--- Start of DATASET CONTENT ---
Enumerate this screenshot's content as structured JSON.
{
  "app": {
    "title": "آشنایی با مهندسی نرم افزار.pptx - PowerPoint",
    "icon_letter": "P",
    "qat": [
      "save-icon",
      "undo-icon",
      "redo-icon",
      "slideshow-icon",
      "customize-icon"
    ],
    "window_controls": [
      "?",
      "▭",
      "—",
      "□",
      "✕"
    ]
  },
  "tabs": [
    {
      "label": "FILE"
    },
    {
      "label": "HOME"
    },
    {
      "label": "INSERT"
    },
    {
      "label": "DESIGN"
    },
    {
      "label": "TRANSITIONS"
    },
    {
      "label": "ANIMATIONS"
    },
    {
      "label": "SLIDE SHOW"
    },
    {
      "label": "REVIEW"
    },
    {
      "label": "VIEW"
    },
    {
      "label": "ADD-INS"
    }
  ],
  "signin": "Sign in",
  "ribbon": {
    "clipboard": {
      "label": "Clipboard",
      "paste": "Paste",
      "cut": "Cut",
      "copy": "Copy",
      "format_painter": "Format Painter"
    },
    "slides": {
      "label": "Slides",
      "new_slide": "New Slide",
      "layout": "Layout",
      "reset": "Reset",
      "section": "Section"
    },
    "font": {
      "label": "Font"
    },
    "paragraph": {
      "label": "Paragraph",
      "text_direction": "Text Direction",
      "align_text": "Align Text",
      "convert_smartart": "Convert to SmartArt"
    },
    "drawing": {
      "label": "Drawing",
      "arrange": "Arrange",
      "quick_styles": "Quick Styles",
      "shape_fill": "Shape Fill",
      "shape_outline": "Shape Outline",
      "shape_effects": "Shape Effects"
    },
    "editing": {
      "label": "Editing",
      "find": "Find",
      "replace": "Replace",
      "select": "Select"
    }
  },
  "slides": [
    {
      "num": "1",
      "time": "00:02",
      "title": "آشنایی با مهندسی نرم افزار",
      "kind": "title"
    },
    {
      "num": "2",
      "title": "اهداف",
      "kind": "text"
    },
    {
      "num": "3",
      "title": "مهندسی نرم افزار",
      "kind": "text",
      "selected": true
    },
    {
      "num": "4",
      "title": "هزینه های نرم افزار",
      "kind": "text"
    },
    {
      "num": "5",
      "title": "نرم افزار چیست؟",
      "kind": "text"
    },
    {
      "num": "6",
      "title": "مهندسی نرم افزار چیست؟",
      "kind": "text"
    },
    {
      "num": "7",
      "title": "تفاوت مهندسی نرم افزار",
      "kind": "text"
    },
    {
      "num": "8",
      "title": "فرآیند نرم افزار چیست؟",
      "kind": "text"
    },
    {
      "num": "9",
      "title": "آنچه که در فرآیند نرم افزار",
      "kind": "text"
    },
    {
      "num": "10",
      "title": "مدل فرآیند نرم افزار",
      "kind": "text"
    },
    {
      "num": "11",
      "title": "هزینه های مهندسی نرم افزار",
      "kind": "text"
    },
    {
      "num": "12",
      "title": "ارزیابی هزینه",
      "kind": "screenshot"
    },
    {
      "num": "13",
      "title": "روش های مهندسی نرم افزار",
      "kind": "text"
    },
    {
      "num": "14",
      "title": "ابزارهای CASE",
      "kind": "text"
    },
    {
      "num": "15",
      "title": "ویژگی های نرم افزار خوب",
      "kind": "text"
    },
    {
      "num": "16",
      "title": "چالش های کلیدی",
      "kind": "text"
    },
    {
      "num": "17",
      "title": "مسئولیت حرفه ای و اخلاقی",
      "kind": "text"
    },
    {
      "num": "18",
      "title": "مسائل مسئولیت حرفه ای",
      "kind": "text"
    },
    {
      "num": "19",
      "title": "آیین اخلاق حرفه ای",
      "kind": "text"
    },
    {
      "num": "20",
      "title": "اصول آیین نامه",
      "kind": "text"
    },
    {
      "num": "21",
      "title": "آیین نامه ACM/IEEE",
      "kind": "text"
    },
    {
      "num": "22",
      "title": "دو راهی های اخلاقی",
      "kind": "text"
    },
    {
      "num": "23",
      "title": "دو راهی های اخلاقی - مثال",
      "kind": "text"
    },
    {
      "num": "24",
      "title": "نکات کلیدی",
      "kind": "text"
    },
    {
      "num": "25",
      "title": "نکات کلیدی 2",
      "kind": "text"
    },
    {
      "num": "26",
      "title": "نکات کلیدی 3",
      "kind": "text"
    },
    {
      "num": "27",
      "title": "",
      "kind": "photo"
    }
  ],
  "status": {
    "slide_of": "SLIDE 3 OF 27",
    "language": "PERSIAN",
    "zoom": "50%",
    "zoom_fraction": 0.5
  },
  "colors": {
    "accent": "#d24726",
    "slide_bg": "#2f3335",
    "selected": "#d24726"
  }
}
--- End of DATASET CONTENT ---
**YOUR OBJECTIVE:**
Copy down the material exactly as written.

**OUTPUT FOR THIS EXERCISE:**
Enumerate this screenshot's content as structured JSON.
{
  "app": {
    "title": "آشنایی با مهندسی نرم افزار.pptx - PowerPoint",
    "icon_letter": "P",
    "qat": [
      "save-icon",
      "undo-icon",
      "redo-icon",
      "slideshow-icon",
      "customize-icon"
    ],
    "window_controls": [
      "?",
      "▭",
      "—",
      "□",
      "✕"
    ]
  },
  "tabs": [
    {
      "label": "FILE"
    },
    {
      "label": "HOME"
    },
    {
      "label": "INSERT"
    },
    {
      "label": "DESIGN"
    },
    {
      "label": "TRANSITIONS"
    },
    {
      "label": "ANIMATIONS"
    },
    {
      "label": "SLIDE SHOW"
    },
    {
      "label": "REVIEW"
    },
    {
      "label": "VIEW"
    },
    {
      "label": "ADD-INS"
    }
  ],
  "signin": "Sign in",
  "ribbon": {
    "clipboard": {
      "label": "Clipboard",
      "paste": "Paste",
      "cut": "Cut",
      "copy": "Copy",
      "format_painter": "Format Painter"
    },
    "slides": {
      "label": "Slides",
      "new_slide": "New Slide",
      "layout": "Layout",
      "reset": "Reset",
      "section": "Section"
    },
    "font": {
      "label": "Font"
    },
    "paragraph": {
      "label": "Paragraph",
      "text_direction": "Text Direction",
      "align_text": "Align Text",
      "convert_smartart": "Convert to SmartArt"
    },
    "drawing": {
      "label": "Drawing",
      "arrange": "Arrange",
      "quick_styles": "Quick Styles",
      "shape_fill": "Shape Fill",
      "shape_outline": "Shape Outline",
      "shape_effects": "Shape Effects"
    },
    "editing": {
      "label": "Editing",
      "find": "Find",
      "replace": "Replace",
      "select": "Select"
    }
  },
  "slides": [
    {
      "num": "1",
      "time": "00:02",
      "title": "آشنایی با مهندسی نرم افزار",
      "kind": "title"
    },
    {
      "num": "2",
      "title": "اهداف",
      "kind": "text"
    },
    {
      "num": "3",
      "title": "مهندسی نرم افزار",
      "kind": "text",
      "selected": true
    },
    {
      "num": "4",
      "title": "هزینه های نرم افزار",
      "kind": "text"
    },
    {
      "num": "5",
      "title": "نرم افزار چیست؟",
      "kind": "text"
    },
    {
      "num": "6",
      "title": "مهندسی نرم افزار چیست؟",
      "kind": "text"
    },
    {
      "num": "7",
      "title": "تفاوت مهندسی نرم افزار",
      "kind": "text"
    },
    {
      "num": "8",
      "title": "فرآیند نرم افزار چیست؟",
      "kind": "text"
    },
    {
      "num": "9",
      "title": "آنچه که در فرآیند نرم افزار",
      "kind": "text"
    },
    {
      "num": "10",
      "title": "مدل فرآیند نرم افزار",
      "kind": "text"
    },
    {
      "num": "11",
      "title": "هزینه های مهندسی نرم افزار",
      "kind": "text"
    },
    {
      "num": "12",
      "title": "ارزیابی هزینه",
      "kind": "screenshot"
    },
    {
      "num": "13",
      "title": "روش های مهندسی نرم افزار",
      "kind": "text"
    },
    {
      "num": "14",
      "title": "ابزارهای CASE",
      "kind": "text"
    },
    {
      "num": "15",
      "title": "ویژگی های نرم افزار خوب",
      "kind": "text"
    },
    {
      "num": "16",
      "title": "چالش های کلیدی",
      "kind": "text"
    },
    {
      "num": "17",
      "title": "مسئولیت حرفه ای و اخلاقی",
      "kind": "text"
    },
    {
      "num": "18",
      "title": "مسائل مسئولیت حرفه ای",
      "kind": "text"
    },
    {
      "num": "19",
      "title": "آیین اخلاق حرفه ای",
      "kind": "text"
    },
    {
      "num": "20",
      "title": "اصول آیین نامه",
      "kind": "text"
    },
    {
      "num": "21",
      "title": "آیین نامه ACM/IEEE",
      "kind": "text"
    },
    {
      "num": "22",
      "title": "دو راهی های اخلاقی",
      "kind": "text"
    },
    {
      "num": "23",
      "title": "دو راهی های اخلاقی - مثال",
      "kind": "text"
    },
    {
      "num": "24",
      "title": "نکات کلیدی",
      "kind": "text"
    },
    {
      "num": "25",
      "title": "نکات کلیدی 2",
      "kind": "text"
    },
    {
      "num": "26",
      "title": "نکات کلیدی 3",
      "kind": "text"
    },
    {
      "num": "27",
      "title": "",
      "kind": "photo"
    }
  ],
  "status": {
    "slide_of": "SLIDE 3 OF 27",
    "language": "PERSIAN",
    "zoom": "50%",
    "zoom_fraction": 0.5
  },
  "colors": {
    "accent": "#d24726",
    "slide_bg": "#2f3335",
    "selected": "#d24726"
  }
}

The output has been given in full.